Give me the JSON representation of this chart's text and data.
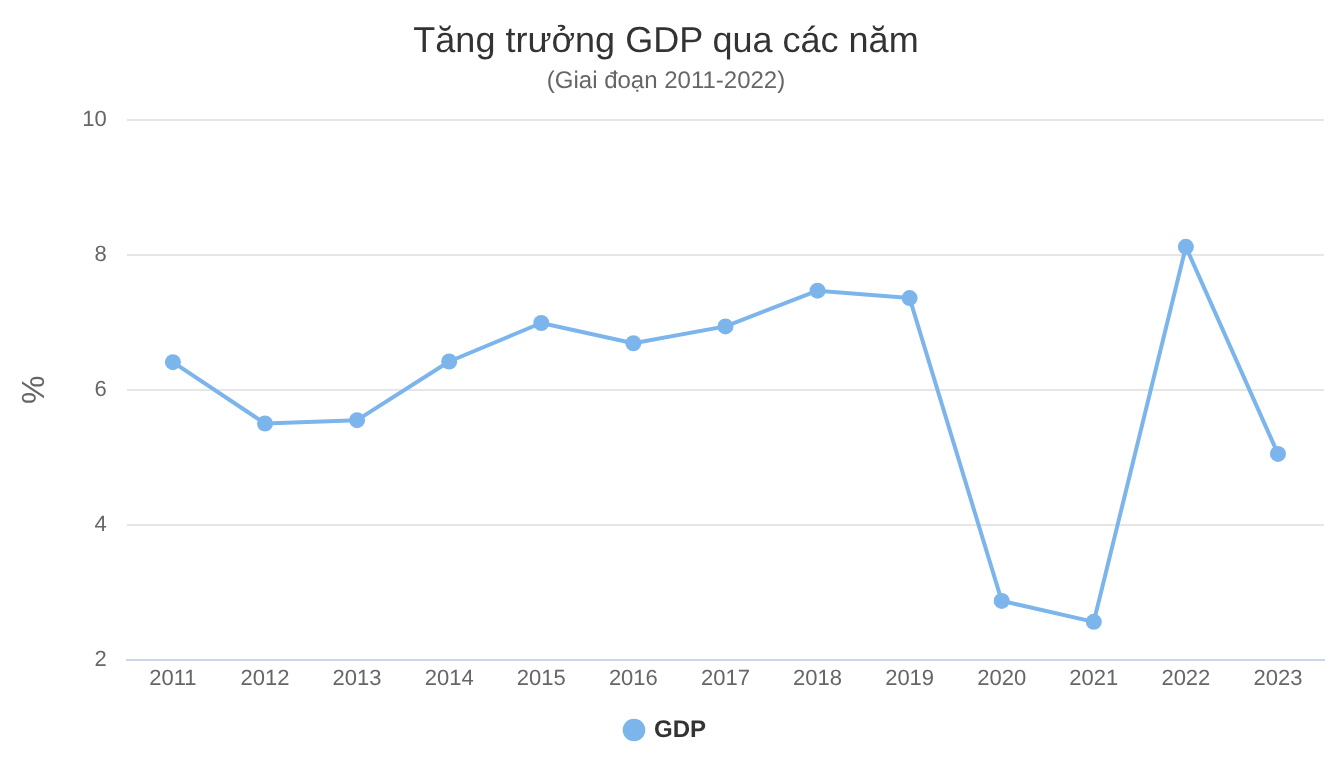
{
  "chart_data": {
    "type": "line",
    "title": "Tăng trưởng GDP qua các năm",
    "subtitle": "(Giai đoạn 2011-2022)",
    "ylabel": "%",
    "categories": [
      "2011",
      "2012",
      "2013",
      "2014",
      "2015",
      "2016",
      "2017",
      "2018",
      "2019",
      "2020",
      "2021",
      "2022",
      "2023"
    ],
    "series": [
      {
        "name": "GDP",
        "color": "#7cb5ec",
        "values": [
          6.41,
          5.5,
          5.55,
          6.42,
          6.99,
          6.69,
          6.94,
          7.47,
          7.36,
          2.87,
          2.56,
          8.12,
          5.05
        ]
      }
    ],
    "ylim": [
      2,
      10
    ],
    "yticks": [
      2,
      4,
      6,
      8,
      10
    ],
    "grid": "y",
    "legend": "bottom",
    "marker": "circle",
    "line_style": "solid"
  }
}
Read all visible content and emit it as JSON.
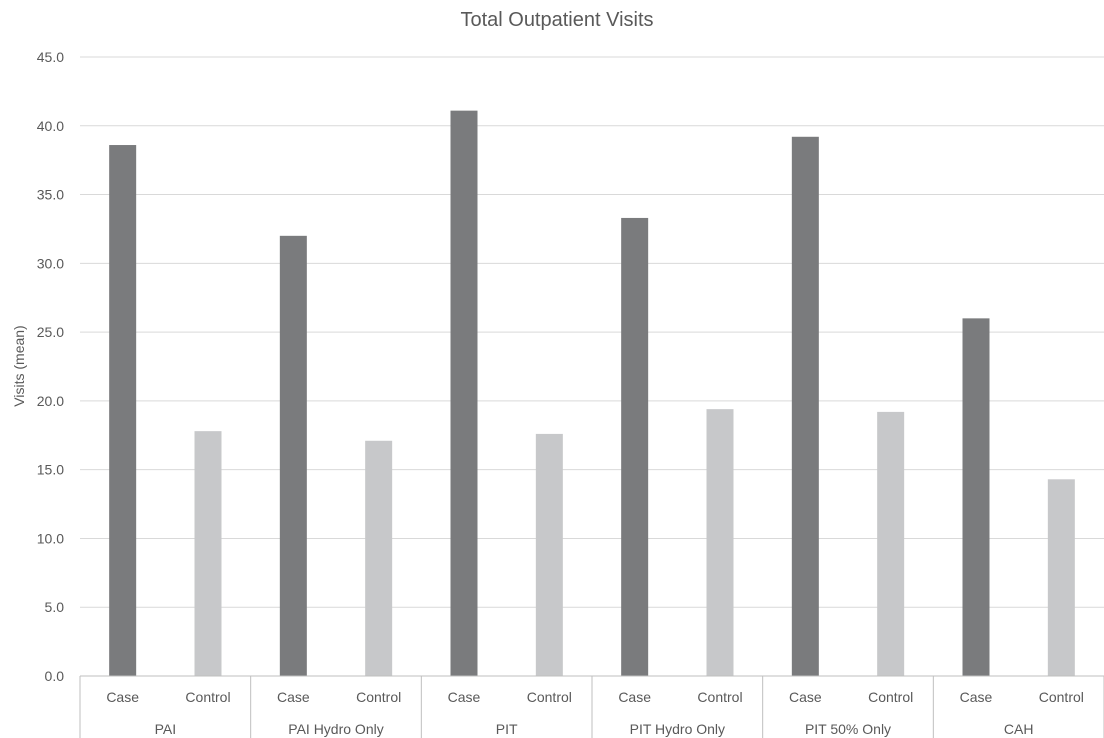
{
  "chart_data": {
    "type": "bar",
    "title": "Total Outpatient Visits",
    "ylabel": "Visits (mean)",
    "xlabel": "",
    "ylim": [
      0,
      45
    ],
    "ytick_step": 5,
    "ytick_labels": [
      "0.0",
      "5.0",
      "10.0",
      "15.0",
      "20.0",
      "25.0",
      "30.0",
      "35.0",
      "40.0",
      "45.0"
    ],
    "grid": true,
    "legend": "none",
    "groups": [
      {
        "name": "PAI",
        "categories": [
          "Case",
          "Control"
        ],
        "values": [
          38.6,
          17.8
        ]
      },
      {
        "name": "PAI Hydro Only",
        "categories": [
          "Case",
          "Control"
        ],
        "values": [
          32.0,
          17.1
        ]
      },
      {
        "name": "PIT",
        "categories": [
          "Case",
          "Control"
        ],
        "values": [
          41.1,
          17.6
        ]
      },
      {
        "name": "PIT Hydro Only",
        "categories": [
          "Case",
          "Control"
        ],
        "values": [
          33.3,
          19.4
        ]
      },
      {
        "name": "PIT 50% Only",
        "categories": [
          "Case",
          "Control"
        ],
        "values": [
          39.2,
          19.2
        ]
      },
      {
        "name": "CAH",
        "categories": [
          "Case",
          "Control"
        ],
        "values": [
          26.0,
          14.3
        ]
      }
    ],
    "colors": {
      "Case": "#7a7b7d",
      "Control": "#c7c8ca",
      "grid": "#d9d9d9",
      "axis": "#bfbfbf",
      "text": "#595959"
    }
  }
}
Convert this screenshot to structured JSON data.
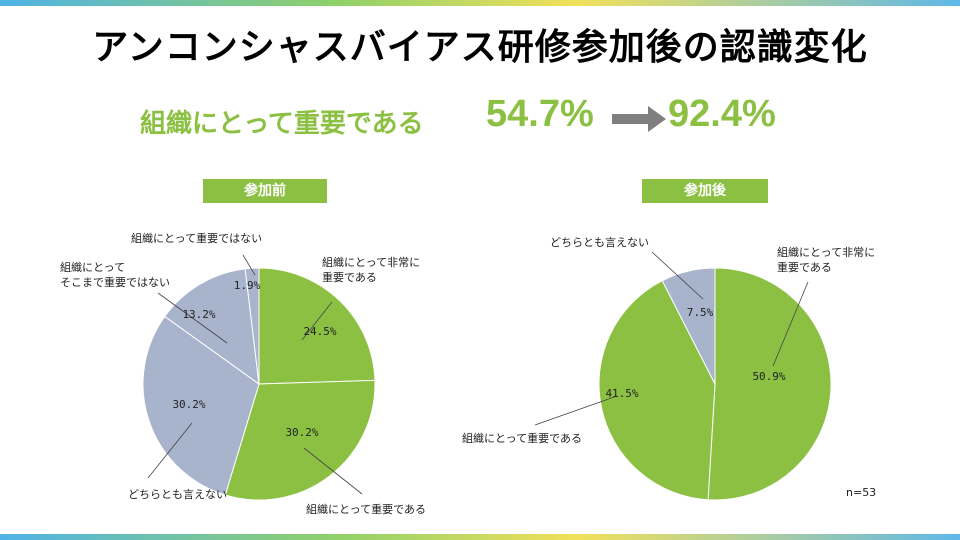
{
  "title": "アンコンシャスバイアス研修参加後の認識変化",
  "headline": {
    "label": "組織にとって重要である",
    "before": "54.7%",
    "after": "92.4%"
  },
  "colors": {
    "green": "#8cc043",
    "grey": "#a8b3cc",
    "arrow": "#7f7f7f",
    "leader": "#444444"
  },
  "sample_note": "n=53",
  "chart_data": [
    {
      "type": "pie",
      "title": "参加前",
      "slices": [
        {
          "name": "組織にとって非常に重要である",
          "label_lines": [
            "組織にとって非常に",
            "重要である"
          ],
          "value": 24.5,
          "pct_label": "24.5%",
          "color": "green"
        },
        {
          "name": "組織にとって重要である",
          "label_lines": [
            "組織にとって重要である"
          ],
          "value": 30.2,
          "pct_label": "30.2%",
          "color": "green"
        },
        {
          "name": "どちらとも言えない",
          "label_lines": [
            "どちらとも言えない"
          ],
          "value": 30.2,
          "pct_label": "30.2%",
          "color": "grey"
        },
        {
          "name": "組織にとってそこまで重要ではない",
          "label_lines": [
            "組織にとって",
            "そこまで重要ではない"
          ],
          "value": 13.2,
          "pct_label": "13.2%",
          "color": "grey"
        },
        {
          "name": "組織にとって重要ではない",
          "label_lines": [
            "組織にとって重要ではない"
          ],
          "value": 1.9,
          "pct_label": "1.9%",
          "color": "grey"
        }
      ]
    },
    {
      "type": "pie",
      "title": "参加後",
      "slices": [
        {
          "name": "組織にとって非常に重要である",
          "label_lines": [
            "組織にとって非常に",
            "重要である"
          ],
          "value": 50.9,
          "pct_label": "50.9%",
          "color": "green"
        },
        {
          "name": "組織にとって重要である",
          "label_lines": [
            "組織にとって重要である"
          ],
          "value": 41.5,
          "pct_label": "41.5%",
          "color": "green"
        },
        {
          "name": "どちらとも言えない",
          "label_lines": [
            "どちらとも言えない"
          ],
          "value": 7.5,
          "pct_label": "7.5%",
          "color": "grey"
        }
      ]
    }
  ]
}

^^^^

What to produce → Collect each line holding the string "this".

Solution →
Give me the JSON representation of this chart's text and data.
Convert this screenshot to structured JSON data.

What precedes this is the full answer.